What the task asks | Can you copy out all of the records below word for word, leaving out the pictures?

Listed records |

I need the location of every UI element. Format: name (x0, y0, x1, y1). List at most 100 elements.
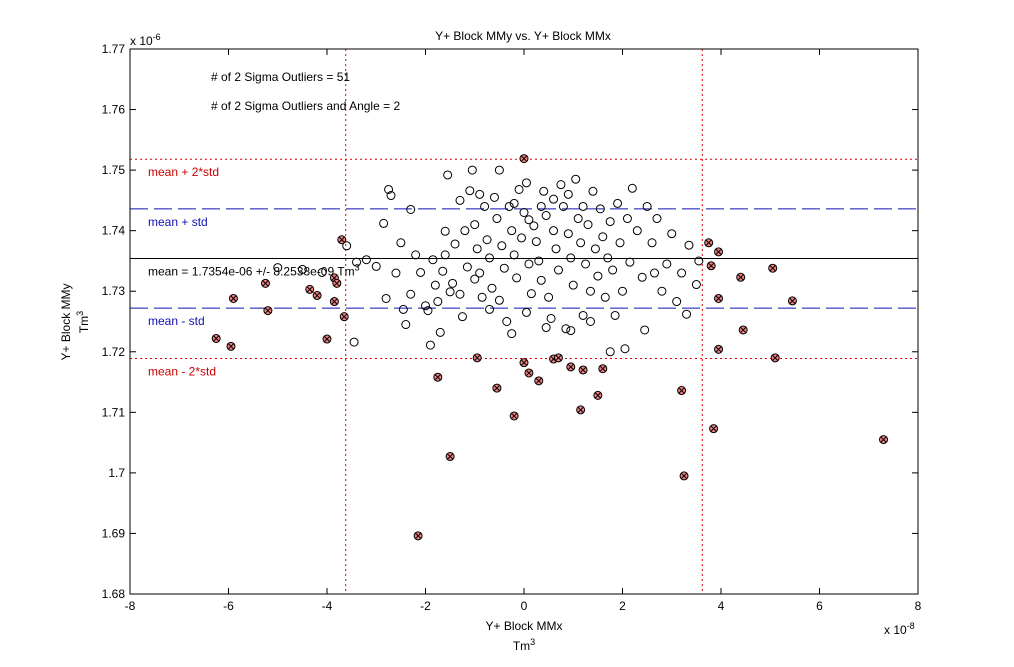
data-point (455, 195, 465, 205)
data-point (578, 201, 588, 211)
outlier-point (879, 435, 889, 445)
data-point (440, 226, 450, 236)
data-point (650, 268, 660, 278)
data-point (526, 289, 536, 299)
data-point (421, 301, 430, 311)
outlier-point (228, 293, 238, 303)
reference-line-label: mean - 2*std (148, 364, 216, 378)
outlier-point (578, 365, 588, 375)
data-point (455, 289, 465, 299)
data-point (494, 295, 504, 305)
outlier-point-cross (474, 354, 481, 361)
data-point (384, 184, 394, 194)
y-tick-label: 1.71 (102, 405, 126, 419)
data-point (546, 313, 556, 323)
data-point (509, 198, 519, 208)
x-tick-label: -6 (223, 599, 234, 613)
outlier-point-cross (580, 366, 587, 373)
data-point (581, 259, 591, 269)
data-point (379, 218, 389, 228)
outlier-point (593, 390, 603, 400)
data-point (485, 304, 495, 314)
data-point (507, 329, 517, 339)
outlier-point-cross (521, 359, 527, 366)
data-point (317, 267, 327, 277)
data-point (588, 186, 598, 196)
data-point (536, 275, 546, 285)
outlier-point-cross (213, 335, 220, 342)
data-point (428, 255, 438, 265)
data-point (519, 208, 529, 217)
data-point (472, 244, 482, 254)
outlier-point-cross (434, 374, 441, 381)
data-point (467, 165, 477, 175)
data-point (398, 304, 408, 314)
data-point (566, 253, 576, 263)
outlier-point-cross (324, 336, 330, 343)
outlier-point-cross (681, 472, 688, 479)
outlier-point-cross (314, 292, 321, 299)
data-point (517, 233, 527, 243)
outlier-point (445, 452, 455, 462)
outlier-point-cross (264, 307, 271, 314)
outlier-point-cross (333, 280, 340, 287)
outlier-point (679, 471, 689, 481)
data-point (371, 261, 381, 271)
data-point (475, 268, 485, 278)
chart-title: Y+ Block MMy vs. Y+ Block MMx (435, 29, 611, 43)
y-tick-label: 1.7 (108, 466, 125, 480)
data-point (507, 226, 517, 236)
data-point (605, 347, 615, 357)
data-point (534, 256, 544, 266)
data-point (297, 264, 307, 274)
reference-line-labels: mean + 2*std mean + std mean = 1.7354e-06 … (148, 165, 360, 378)
data-point (632, 226, 642, 236)
data-point (477, 292, 487, 302)
data-point (613, 198, 623, 208)
data-point (642, 201, 652, 211)
outlier-point-cross (306, 286, 313, 293)
outlier-point (312, 290, 322, 300)
x-axis-unit-base: Tm (513, 639, 530, 653)
outlier-point (704, 238, 714, 248)
data-point (549, 226, 559, 236)
x-tick-label: 8 (915, 599, 922, 613)
data-point (618, 286, 627, 296)
x-tick-label: -4 (322, 599, 333, 613)
x-multiplier-exponent: -8 (907, 621, 915, 631)
y-axis-unit-group: Tm3 (75, 311, 91, 333)
data-point (637, 272, 647, 282)
outlier-point (433, 372, 443, 382)
data-point (563, 189, 573, 199)
data-point (541, 323, 551, 333)
data-point (620, 344, 630, 354)
data-point (576, 238, 586, 248)
data-point (425, 340, 435, 350)
x-axis: -8 -6 -4 -2 0 2 4 6 8 (125, 49, 922, 613)
data-point (536, 201, 546, 211)
outlier-point (738, 325, 748, 335)
data-point (610, 310, 620, 320)
outlier-point-cross (708, 262, 715, 269)
data-point (342, 241, 352, 251)
data-point (640, 325, 650, 335)
data-point (494, 165, 504, 175)
outlier-point (534, 376, 544, 386)
data-point (578, 310, 588, 320)
reference-line-label-text: mean - 2*std (148, 364, 216, 378)
data-point (625, 257, 635, 267)
data-point (593, 271, 603, 281)
outlier-point (736, 272, 746, 282)
outlier-point-cross (331, 274, 338, 281)
data-point (504, 201, 514, 211)
data-point (558, 201, 568, 211)
x-tick-label: 4 (718, 599, 725, 613)
outlier-point (714, 293, 724, 303)
data-points (211, 154, 889, 541)
data-point (381, 293, 391, 303)
data-point (556, 180, 566, 190)
data-point (401, 320, 411, 330)
annotation-outlier-angle-count: # of 2 Sigma Outliers and Angle = 2 (211, 99, 400, 113)
outlier-point (519, 358, 529, 368)
data-point (361, 255, 371, 265)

Expected answer |
I need the location of every UI element. Format: name (x0, y0, x1, y1). List at most 100 elements.
data-point (455, 195, 465, 205)
data-point (578, 201, 588, 211)
outlier-point (879, 435, 889, 445)
data-point (440, 226, 450, 236)
data-point (650, 268, 660, 278)
data-point (526, 289, 536, 299)
data-point (421, 301, 430, 311)
outlier-point (228, 293, 238, 303)
reference-line-label: mean - 2*std (148, 364, 216, 378)
outlier-point (578, 365, 588, 375)
data-point (455, 289, 465, 299)
data-point (494, 295, 504, 305)
outlier-point-cross (474, 354, 481, 361)
data-point (384, 184, 394, 194)
y-tick-label: 1.71 (102, 405, 126, 419)
data-point (546, 313, 556, 323)
data-point (509, 198, 519, 208)
x-tick-label: -6 (223, 599, 234, 613)
outlier-point-cross (580, 366, 587, 373)
data-point (581, 259, 591, 269)
data-point (379, 218, 389, 228)
outlier-point (593, 390, 603, 400)
data-point (485, 304, 495, 314)
data-point (507, 329, 517, 339)
outlier-point-cross (521, 359, 527, 366)
data-point (317, 267, 327, 277)
data-point (588, 186, 598, 196)
data-point (536, 275, 546, 285)
outlier-point-cross (213, 335, 220, 342)
data-point (428, 255, 438, 265)
data-point (519, 208, 529, 217)
data-point (472, 244, 482, 254)
outlier-point-cross (434, 374, 441, 381)
data-point (467, 165, 477, 175)
data-point (398, 304, 408, 314)
data-point (566, 253, 576, 263)
outlier-point-cross (324, 336, 330, 343)
outlier-point-cross (681, 472, 688, 479)
outlier-point-cross (314, 292, 321, 299)
data-point (517, 233, 527, 243)
outlier-point (445, 452, 455, 462)
outlier-point-cross (264, 307, 271, 314)
outlier-point-cross (333, 280, 340, 287)
outlier-point (679, 471, 689, 481)
data-point (371, 261, 381, 271)
data-point (475, 268, 485, 278)
chart-title: Y+ Block MMy vs. Y+ Block MMx (435, 29, 611, 43)
y-tick-label: 1.7 (108, 466, 125, 480)
data-point (507, 226, 517, 236)
data-point (605, 347, 615, 357)
data-point (534, 256, 544, 266)
data-point (297, 264, 307, 274)
reference-line-labels: mean + 2*std mean + std mean = 1.7354e-06 … (148, 165, 360, 378)
data-point (632, 226, 642, 236)
data-point (477, 292, 487, 302)
data-point (613, 198, 623, 208)
data-point (642, 201, 652, 211)
outlier-point-cross (306, 286, 313, 293)
outlier-point (312, 290, 322, 300)
x-axis-unit-base: Tm (513, 639, 530, 653)
outlier-point (704, 238, 714, 248)
data-point (549, 226, 559, 236)
x-tick-label: 8 (915, 599, 922, 613)
data-point (618, 286, 627, 296)
x-tick-label: -4 (322, 599, 333, 613)
x-multiplier-exponent: -8 (907, 621, 915, 631)
y-axis-unit-group: Tm3 (75, 311, 91, 333)
data-point (637, 272, 647, 282)
outlier-point (433, 372, 443, 382)
data-point (563, 189, 573, 199)
data-point (541, 323, 551, 333)
data-point (620, 344, 630, 354)
data-point (576, 238, 586, 248)
data-point (425, 340, 435, 350)
x-axis: -8 -6 -4 -2 0 2 4 6 8 (125, 49, 922, 613)
data-point (536, 201, 546, 211)
outlier-point (738, 325, 748, 335)
data-point (610, 310, 620, 320)
outlier-point-cross (708, 262, 715, 269)
data-point (342, 241, 352, 251)
data-point (640, 325, 650, 335)
data-point (494, 165, 504, 175)
outlier-point (534, 376, 544, 386)
data-point (578, 310, 588, 320)
reference-line-label-text: mean - 2*std (148, 364, 216, 378)
data-point (625, 257, 635, 267)
data-point (593, 271, 603, 281)
outlier-point (736, 272, 746, 282)
outlier-point-cross (331, 274, 338, 281)
data-point (504, 201, 514, 211)
data-point (558, 201, 568, 211)
x-tick-label: 4 (718, 599, 725, 613)
outlier-point (714, 293, 724, 303)
data-points (211, 154, 889, 541)
data-point (381, 293, 391, 303)
data-point (556, 180, 566, 190)
data-point (401, 320, 411, 330)
annotation-outlier-angle-count: # of 2 Sigma Outliers and Angle = 2 (211, 99, 400, 113)
outlier-point (519, 358, 529, 368)
data-point (361, 255, 371, 265)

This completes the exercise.